Work required:
Can you pull out each line of the data below that includes the word "päivää"?

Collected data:

-------

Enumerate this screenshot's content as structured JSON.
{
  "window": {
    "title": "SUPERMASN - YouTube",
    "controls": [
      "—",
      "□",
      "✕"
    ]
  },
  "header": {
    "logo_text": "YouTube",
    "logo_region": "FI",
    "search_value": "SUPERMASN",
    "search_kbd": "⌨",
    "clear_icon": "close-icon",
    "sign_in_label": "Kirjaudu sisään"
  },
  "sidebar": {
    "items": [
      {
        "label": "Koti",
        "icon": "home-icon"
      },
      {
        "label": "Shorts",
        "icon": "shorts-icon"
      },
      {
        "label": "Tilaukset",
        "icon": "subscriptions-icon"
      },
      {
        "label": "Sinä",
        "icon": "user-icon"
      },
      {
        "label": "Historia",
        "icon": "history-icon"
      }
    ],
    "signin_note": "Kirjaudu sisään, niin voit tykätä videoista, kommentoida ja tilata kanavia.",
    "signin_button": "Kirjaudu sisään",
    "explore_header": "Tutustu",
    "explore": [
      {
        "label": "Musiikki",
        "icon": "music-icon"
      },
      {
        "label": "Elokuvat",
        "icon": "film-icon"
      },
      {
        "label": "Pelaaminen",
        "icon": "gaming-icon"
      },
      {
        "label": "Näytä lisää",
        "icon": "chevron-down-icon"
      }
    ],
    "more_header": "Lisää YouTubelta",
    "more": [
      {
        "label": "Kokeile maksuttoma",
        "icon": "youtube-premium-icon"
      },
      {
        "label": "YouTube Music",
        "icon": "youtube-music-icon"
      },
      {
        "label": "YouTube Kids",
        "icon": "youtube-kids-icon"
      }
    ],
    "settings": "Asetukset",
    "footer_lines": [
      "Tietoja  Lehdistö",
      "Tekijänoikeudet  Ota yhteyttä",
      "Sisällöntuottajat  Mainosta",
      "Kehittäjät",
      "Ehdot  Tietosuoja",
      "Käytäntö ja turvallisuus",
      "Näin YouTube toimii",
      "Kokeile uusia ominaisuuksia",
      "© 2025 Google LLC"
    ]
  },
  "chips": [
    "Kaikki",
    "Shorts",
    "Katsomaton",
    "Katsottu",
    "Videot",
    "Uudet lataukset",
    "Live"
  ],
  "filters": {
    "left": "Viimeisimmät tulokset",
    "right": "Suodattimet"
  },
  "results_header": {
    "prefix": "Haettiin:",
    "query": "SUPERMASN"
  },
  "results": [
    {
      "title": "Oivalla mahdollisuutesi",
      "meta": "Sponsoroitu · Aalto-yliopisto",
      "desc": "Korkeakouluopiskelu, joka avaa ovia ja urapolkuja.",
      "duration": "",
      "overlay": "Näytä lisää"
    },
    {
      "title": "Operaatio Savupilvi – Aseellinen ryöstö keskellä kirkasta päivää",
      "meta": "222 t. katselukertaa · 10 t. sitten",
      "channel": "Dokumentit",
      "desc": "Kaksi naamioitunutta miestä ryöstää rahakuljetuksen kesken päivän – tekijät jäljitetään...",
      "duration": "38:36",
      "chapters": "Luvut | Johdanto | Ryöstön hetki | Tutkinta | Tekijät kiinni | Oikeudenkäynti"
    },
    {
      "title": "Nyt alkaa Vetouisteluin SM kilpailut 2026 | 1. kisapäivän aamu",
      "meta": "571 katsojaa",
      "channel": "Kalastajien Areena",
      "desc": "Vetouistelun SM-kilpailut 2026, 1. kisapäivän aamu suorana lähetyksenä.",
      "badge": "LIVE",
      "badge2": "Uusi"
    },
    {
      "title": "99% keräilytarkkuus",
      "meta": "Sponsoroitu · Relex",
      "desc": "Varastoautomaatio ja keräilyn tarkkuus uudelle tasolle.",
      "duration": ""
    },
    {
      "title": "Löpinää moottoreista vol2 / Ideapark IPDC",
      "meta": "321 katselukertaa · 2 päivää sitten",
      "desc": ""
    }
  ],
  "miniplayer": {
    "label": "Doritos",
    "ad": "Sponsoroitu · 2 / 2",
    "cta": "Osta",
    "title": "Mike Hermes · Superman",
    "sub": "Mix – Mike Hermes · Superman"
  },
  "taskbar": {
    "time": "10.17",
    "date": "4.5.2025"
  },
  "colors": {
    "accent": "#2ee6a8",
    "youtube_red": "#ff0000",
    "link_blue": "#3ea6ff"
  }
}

-------

Result of the exercise:
      "title": "Operaatio Savupilvi – Aseellinen ryöstö keskellä kirkasta päivää",
      "meta": "321 katselukertaa · 2 päivää sitten",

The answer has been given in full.